# START OF Supplied records

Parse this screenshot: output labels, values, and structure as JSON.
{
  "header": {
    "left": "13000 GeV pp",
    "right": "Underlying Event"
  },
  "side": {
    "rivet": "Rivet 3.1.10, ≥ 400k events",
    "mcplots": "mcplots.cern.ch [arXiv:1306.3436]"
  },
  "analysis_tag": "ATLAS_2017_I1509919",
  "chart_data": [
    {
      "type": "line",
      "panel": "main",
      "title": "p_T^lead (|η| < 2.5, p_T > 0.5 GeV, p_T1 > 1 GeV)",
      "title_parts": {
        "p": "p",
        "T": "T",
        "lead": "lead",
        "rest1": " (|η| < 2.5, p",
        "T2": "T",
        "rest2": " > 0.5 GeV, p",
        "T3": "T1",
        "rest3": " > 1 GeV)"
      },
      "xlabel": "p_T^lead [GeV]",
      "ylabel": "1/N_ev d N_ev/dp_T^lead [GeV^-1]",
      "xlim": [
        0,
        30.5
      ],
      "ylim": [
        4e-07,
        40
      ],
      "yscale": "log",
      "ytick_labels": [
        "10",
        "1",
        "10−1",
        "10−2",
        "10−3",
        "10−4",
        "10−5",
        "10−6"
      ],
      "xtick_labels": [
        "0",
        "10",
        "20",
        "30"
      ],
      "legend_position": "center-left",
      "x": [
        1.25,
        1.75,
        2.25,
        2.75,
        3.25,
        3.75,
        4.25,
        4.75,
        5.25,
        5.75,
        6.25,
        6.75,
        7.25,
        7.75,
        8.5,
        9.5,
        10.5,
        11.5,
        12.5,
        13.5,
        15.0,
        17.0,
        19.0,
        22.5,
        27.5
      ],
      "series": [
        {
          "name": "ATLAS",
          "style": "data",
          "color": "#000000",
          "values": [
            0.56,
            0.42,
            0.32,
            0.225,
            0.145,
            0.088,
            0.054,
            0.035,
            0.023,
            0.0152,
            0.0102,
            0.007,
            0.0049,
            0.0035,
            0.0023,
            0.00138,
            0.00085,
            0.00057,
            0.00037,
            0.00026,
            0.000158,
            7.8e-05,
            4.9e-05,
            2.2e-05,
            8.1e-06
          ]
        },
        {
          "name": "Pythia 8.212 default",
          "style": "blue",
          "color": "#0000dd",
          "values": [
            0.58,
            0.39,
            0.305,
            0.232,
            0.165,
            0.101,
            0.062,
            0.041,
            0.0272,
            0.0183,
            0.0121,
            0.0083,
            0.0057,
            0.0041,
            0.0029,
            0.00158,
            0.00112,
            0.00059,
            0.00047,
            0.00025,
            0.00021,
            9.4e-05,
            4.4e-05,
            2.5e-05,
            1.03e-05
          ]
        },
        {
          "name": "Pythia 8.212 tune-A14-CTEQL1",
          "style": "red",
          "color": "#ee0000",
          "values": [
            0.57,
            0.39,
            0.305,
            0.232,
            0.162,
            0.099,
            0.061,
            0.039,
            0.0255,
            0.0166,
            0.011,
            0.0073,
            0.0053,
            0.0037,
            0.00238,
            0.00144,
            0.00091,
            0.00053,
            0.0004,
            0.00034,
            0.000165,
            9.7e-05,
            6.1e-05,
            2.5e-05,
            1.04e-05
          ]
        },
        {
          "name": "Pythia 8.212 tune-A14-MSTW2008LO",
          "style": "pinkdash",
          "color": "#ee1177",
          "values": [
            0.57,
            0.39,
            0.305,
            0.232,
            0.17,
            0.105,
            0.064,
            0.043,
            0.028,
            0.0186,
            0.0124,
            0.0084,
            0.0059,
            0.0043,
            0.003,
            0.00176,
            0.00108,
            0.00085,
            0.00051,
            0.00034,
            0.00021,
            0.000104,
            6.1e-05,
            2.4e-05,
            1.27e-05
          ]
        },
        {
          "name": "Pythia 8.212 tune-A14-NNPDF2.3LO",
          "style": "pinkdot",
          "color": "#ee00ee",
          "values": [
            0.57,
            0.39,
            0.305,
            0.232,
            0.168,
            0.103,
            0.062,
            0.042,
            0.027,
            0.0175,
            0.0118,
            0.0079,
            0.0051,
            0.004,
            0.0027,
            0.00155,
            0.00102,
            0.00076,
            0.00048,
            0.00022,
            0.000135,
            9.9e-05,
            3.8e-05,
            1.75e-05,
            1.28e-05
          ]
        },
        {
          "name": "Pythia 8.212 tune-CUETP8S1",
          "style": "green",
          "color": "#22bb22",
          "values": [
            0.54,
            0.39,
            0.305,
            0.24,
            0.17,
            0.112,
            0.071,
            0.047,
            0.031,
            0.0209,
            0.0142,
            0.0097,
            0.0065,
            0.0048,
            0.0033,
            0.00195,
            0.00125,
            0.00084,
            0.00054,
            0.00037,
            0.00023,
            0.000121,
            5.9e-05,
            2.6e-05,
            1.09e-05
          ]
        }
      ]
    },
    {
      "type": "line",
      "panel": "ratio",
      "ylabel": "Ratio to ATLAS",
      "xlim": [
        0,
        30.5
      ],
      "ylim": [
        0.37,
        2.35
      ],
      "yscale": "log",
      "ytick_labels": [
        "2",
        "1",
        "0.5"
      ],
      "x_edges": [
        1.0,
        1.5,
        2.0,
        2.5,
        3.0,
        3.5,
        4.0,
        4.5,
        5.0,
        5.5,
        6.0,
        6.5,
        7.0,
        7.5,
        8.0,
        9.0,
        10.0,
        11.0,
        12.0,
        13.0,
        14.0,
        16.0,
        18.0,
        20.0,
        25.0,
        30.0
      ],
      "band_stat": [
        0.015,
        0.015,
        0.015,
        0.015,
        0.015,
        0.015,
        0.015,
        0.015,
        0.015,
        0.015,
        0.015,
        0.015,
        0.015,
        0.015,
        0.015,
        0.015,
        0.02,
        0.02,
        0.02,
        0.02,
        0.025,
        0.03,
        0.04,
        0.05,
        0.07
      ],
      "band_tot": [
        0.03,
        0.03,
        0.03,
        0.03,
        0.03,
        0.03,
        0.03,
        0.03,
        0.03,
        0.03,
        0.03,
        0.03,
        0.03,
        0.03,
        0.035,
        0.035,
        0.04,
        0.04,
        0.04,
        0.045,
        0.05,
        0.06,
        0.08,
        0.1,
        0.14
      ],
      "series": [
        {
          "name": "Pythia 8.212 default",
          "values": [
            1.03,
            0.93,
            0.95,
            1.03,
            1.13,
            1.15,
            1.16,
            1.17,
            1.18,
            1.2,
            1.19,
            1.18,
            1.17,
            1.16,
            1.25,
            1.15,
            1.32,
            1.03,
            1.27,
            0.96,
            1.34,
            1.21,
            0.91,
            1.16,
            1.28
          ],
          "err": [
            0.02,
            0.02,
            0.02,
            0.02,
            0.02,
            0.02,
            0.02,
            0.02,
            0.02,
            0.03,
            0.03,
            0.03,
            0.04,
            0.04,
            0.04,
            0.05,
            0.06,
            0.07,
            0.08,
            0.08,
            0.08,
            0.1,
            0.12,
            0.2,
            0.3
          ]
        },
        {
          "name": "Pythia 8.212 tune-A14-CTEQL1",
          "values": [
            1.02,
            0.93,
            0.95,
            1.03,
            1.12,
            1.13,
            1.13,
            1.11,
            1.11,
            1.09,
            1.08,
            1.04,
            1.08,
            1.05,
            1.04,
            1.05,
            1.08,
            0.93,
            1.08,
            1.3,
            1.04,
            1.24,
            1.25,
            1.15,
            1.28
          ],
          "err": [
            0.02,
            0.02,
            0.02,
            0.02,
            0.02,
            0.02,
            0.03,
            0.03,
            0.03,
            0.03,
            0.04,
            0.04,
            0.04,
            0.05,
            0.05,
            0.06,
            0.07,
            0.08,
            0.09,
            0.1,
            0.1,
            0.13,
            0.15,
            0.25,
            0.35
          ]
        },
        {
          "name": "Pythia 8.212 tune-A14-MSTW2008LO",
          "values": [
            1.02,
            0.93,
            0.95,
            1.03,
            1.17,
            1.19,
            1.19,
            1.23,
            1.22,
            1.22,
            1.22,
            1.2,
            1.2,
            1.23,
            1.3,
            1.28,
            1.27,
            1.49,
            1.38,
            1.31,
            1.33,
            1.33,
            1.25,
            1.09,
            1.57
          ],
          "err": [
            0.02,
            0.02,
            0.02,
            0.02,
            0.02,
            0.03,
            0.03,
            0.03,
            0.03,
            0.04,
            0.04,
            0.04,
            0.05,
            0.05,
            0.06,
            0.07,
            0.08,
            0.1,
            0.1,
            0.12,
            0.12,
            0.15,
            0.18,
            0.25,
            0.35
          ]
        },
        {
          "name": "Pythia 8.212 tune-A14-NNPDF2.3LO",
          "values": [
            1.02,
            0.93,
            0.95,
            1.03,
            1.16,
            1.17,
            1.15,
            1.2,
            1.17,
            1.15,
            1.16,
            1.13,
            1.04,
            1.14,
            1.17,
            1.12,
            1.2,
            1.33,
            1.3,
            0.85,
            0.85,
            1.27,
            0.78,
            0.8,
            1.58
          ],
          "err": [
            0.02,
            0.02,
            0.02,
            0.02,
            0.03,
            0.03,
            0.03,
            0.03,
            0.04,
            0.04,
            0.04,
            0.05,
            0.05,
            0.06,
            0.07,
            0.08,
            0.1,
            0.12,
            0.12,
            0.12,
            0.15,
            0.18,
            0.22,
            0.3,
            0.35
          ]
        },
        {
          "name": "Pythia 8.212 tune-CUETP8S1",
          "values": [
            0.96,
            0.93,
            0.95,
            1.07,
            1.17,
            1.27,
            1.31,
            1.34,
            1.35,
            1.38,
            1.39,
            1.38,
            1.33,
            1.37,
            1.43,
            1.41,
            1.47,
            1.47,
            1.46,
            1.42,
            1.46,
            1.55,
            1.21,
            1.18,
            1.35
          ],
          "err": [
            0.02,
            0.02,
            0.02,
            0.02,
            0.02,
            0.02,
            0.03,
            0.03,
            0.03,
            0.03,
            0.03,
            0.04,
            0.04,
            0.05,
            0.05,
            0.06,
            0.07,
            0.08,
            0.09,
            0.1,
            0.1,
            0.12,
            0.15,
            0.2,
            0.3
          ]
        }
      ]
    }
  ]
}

# END OF Supplied records
# START OF Supplied records

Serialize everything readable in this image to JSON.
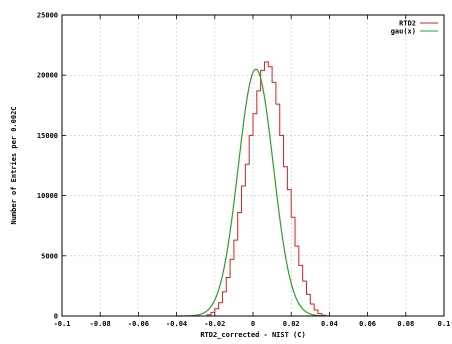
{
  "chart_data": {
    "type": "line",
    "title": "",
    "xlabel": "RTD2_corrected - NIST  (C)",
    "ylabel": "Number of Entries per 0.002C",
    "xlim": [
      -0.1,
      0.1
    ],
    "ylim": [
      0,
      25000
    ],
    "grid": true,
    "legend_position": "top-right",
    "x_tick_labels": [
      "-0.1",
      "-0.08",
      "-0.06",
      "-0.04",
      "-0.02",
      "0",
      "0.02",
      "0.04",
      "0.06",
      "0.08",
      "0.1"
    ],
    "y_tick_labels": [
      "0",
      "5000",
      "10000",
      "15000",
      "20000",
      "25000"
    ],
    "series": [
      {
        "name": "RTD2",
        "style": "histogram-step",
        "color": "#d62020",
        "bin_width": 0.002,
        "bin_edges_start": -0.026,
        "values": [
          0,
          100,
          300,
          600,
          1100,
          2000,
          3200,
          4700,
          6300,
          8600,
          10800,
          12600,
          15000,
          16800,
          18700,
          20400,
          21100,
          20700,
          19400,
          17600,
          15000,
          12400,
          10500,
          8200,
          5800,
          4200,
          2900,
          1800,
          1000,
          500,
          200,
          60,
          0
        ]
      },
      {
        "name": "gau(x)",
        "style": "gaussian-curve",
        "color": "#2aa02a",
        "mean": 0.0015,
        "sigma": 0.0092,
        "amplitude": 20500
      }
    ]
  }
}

# END OF Supplied records

Exercise instructions
Within the data above, pick out all lines holding the word "xlabel".

Written reply
      "xlabel": "p_T^lead [GeV]",
    "xlabel": "RTD2_corrected - NIST  (C)",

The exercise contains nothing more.